Directions →
Every entry must be echoed exactly.

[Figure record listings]
┏━━

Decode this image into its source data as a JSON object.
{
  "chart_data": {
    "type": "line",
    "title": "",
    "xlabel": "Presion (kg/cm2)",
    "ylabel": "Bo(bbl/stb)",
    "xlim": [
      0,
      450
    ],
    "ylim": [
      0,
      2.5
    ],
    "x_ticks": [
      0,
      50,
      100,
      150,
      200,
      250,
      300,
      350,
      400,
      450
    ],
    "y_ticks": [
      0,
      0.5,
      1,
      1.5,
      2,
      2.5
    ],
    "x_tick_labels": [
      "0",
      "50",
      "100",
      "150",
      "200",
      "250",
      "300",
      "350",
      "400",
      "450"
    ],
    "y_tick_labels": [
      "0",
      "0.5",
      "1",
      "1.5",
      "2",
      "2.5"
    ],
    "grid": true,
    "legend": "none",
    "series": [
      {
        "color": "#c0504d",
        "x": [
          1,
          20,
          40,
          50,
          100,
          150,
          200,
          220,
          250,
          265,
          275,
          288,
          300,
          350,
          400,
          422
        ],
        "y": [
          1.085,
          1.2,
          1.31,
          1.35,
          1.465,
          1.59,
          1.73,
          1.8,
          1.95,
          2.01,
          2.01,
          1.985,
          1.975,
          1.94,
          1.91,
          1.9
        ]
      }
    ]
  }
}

┗━━

In response →
Decode this image into its source data as a JSON object.
{
  "chart_data": {
    "type": "line",
    "title": "",
    "xlabel": "Presion (kg/cm2)",
    "ylabel": "Bo(bbl/stb)",
    "xlim": [
      0,
      450
    ],
    "ylim": [
      0,
      2.5
    ],
    "x_ticks": [
      0,
      50,
      100,
      150,
      200,
      250,
      300,
      350,
      400,
      450
    ],
    "y_ticks": [
      0,
      0.5,
      1,
      1.5,
      2,
      2.5
    ],
    "x_tick_labels": [
      "0",
      "50",
      "100",
      "150",
      "200",
      "250",
      "300",
      "350",
      "400",
      "450"
    ],
    "y_tick_labels": [
      "0",
      "0.5",
      "1",
      "1.5",
      "2",
      "2.5"
    ],
    "grid": true,
    "legend": "none",
    "series": [
      {
        "color": "#c0504d",
        "x": [
          1,
          20,
          40,
          50,
          100,
          150,
          200,
          220,
          250,
          265,
          275,
          288,
          300,
          350,
          400,
          422
        ],
        "y": [
          1.085,
          1.2,
          1.31,
          1.35,
          1.465,
          1.59,
          1.73,
          1.8,
          1.95,
          2.01,
          2.01,
          1.985,
          1.975,
          1.94,
          1.91,
          1.9
        ]
      }
    ]
  }
}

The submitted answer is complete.